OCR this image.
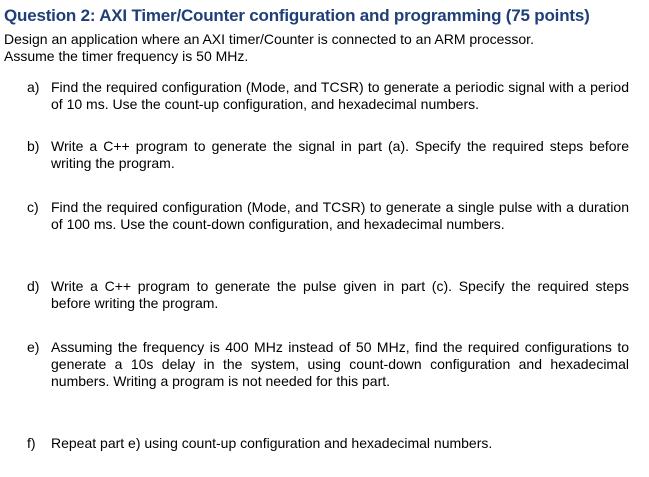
Question 2: AXI Timer/Counter configuration and programming (75 points)

Design an application where an AXI timer/Counter is connected to an ARM processor.

Assume the timer frequency is 50 MHz.

a) Find the required configuration (Mode, and TCSR) to generate a periodic signal with a period of 10 ms. Use the count-up configuration, and hexadecimal numbers.
b) Write a C++ program to generate the signal in part (a). Specify the required steps before writing the program.
c) Find the required configuration (Mode, and TCSR) to generate a single pulse with a duration of 100 ms. Use the count-down configuration, and hexadecimal numbers.
d) Write a C++ program to generate the pulse given in part (c). Specify the required steps before writing the program.
e) Assuming the frequency is 400 MHz instead of 50 MHz, find the required configurations to generate a 10s delay in the system, using count-down configuration and hexadecimal numbers. Writing a program is not needed for this part.
f)	Repeat part e) using count-up configuration and hexadecimal numbers.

= = =

EXERCISE OBJECTIVE:
Every entry should be returned exactly as written, minus the pictures.

REPLY TO THE TASK:
OCR this image.
Question 2: AXI Timer/Counter configuration and programming (75 points)

Design an application where an AXI timer/Counter is connected to an ARM processor.

Assume the timer frequency is 50 MHz.

a) Find the required configuration (Mode, and TCSR) to generate a periodic signal with a period of 10 ms. Use the count-up configuration, and hexadecimal numbers.
b) Write a C++ program to generate the signal in part (a). Specify the required steps before writing the program.
c) Find the required configuration (Mode, and TCSR) to generate a single pulse with a duration of 100 ms. Use the count-down configuration, and hexadecimal numbers.
d) Write a C++ program to generate the pulse given in part (c). Specify the required steps before writing the program.
e) Assuming the frequency is 400 MHz instead of 50 MHz, find the required configurations to generate a 10s delay in the system, using count-down configuration and hexadecimal numbers. Writing a program is not needed for this part.
f)	Repeat part e) using count-up configuration and hexadecimal numbers.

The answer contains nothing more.